------ Given entries ------

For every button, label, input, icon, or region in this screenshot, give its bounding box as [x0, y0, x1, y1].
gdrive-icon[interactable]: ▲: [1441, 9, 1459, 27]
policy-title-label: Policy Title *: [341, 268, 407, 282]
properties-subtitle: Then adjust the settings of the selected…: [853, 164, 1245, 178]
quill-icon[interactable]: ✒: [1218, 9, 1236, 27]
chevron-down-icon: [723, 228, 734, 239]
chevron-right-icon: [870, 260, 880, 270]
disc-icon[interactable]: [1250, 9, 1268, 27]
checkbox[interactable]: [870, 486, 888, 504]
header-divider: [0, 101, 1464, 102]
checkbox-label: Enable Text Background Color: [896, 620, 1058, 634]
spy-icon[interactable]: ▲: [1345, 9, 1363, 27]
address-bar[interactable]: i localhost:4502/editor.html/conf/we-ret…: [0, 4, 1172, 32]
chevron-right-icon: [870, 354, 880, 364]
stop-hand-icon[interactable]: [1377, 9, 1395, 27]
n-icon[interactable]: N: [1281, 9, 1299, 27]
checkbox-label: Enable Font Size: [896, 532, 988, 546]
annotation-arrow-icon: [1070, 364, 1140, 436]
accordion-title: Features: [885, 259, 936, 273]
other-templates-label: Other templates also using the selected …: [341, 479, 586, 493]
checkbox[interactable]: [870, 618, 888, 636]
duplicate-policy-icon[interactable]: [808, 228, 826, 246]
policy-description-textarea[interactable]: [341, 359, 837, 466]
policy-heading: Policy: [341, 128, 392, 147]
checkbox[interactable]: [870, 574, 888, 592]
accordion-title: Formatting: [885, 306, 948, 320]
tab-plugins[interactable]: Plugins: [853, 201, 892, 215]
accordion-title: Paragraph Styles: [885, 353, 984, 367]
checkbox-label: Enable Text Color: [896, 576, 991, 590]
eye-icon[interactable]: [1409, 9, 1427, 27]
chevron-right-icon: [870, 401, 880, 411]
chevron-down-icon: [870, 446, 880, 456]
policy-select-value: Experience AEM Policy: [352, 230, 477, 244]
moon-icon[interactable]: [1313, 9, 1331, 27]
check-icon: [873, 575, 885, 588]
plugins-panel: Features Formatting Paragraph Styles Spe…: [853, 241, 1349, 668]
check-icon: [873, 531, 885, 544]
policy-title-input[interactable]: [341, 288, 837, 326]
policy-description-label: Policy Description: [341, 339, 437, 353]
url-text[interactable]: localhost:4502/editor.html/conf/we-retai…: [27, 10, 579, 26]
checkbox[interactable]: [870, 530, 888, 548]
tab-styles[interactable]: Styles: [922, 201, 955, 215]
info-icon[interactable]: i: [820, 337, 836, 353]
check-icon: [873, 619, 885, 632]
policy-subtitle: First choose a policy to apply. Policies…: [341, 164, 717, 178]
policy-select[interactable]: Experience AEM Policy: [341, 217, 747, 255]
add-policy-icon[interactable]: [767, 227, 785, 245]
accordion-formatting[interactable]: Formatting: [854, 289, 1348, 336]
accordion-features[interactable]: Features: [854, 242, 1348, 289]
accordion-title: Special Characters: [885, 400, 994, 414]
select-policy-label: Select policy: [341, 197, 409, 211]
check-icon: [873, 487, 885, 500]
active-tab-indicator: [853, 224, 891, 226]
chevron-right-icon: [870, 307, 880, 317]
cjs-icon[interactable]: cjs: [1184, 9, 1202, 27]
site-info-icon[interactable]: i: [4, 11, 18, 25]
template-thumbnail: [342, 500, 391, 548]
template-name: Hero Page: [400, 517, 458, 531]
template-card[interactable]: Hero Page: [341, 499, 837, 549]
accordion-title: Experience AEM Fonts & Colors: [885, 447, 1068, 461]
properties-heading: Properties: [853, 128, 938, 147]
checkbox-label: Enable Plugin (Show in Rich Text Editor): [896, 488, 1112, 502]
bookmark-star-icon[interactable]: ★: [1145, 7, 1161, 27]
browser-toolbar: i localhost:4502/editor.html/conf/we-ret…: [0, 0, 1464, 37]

------

Directive: Copy the listing word for word, starting at its first line and stopping after the line that contains "tab-plugins[interactable]: Plugins: [853, 201, 892, 215]".

Result:
For every button, label, input, icon, or region in this screenshot, give its bounding box as [x0, y0, x1, y1].
gdrive-icon[interactable]: ▲: [1441, 9, 1459, 27]
policy-title-label: Policy Title *: [341, 268, 407, 282]
properties-subtitle: Then adjust the settings of the selected…: [853, 164, 1245, 178]
quill-icon[interactable]: ✒: [1218, 9, 1236, 27]
chevron-down-icon: [723, 228, 734, 239]
chevron-right-icon: [870, 260, 880, 270]
disc-icon[interactable]: [1250, 9, 1268, 27]
checkbox[interactable]: [870, 486, 888, 504]
header-divider: [0, 101, 1464, 102]
checkbox-label: Enable Text Background Color: [896, 620, 1058, 634]
spy-icon[interactable]: ▲: [1345, 9, 1363, 27]
address-bar[interactable]: i localhost:4502/editor.html/conf/we-ret…: [0, 4, 1172, 32]
chevron-right-icon: [870, 354, 880, 364]
stop-hand-icon[interactable]: [1377, 9, 1395, 27]
n-icon[interactable]: N: [1281, 9, 1299, 27]
checkbox-label: Enable Font Size: [896, 532, 988, 546]
annotation-arrow-icon: [1070, 364, 1140, 436]
accordion-title: Features: [885, 259, 936, 273]
other-templates-label: Other templates also using the selected …: [341, 479, 586, 493]
checkbox[interactable]: [870, 618, 888, 636]
duplicate-policy-icon[interactable]: [808, 228, 826, 246]
policy-description-textarea[interactable]: [341, 359, 837, 466]
policy-heading: Policy: [341, 128, 392, 147]
checkbox[interactable]: [870, 574, 888, 592]
accordion-title: Formatting: [885, 306, 948, 320]
tab-plugins[interactable]: Plugins: [853, 201, 892, 215]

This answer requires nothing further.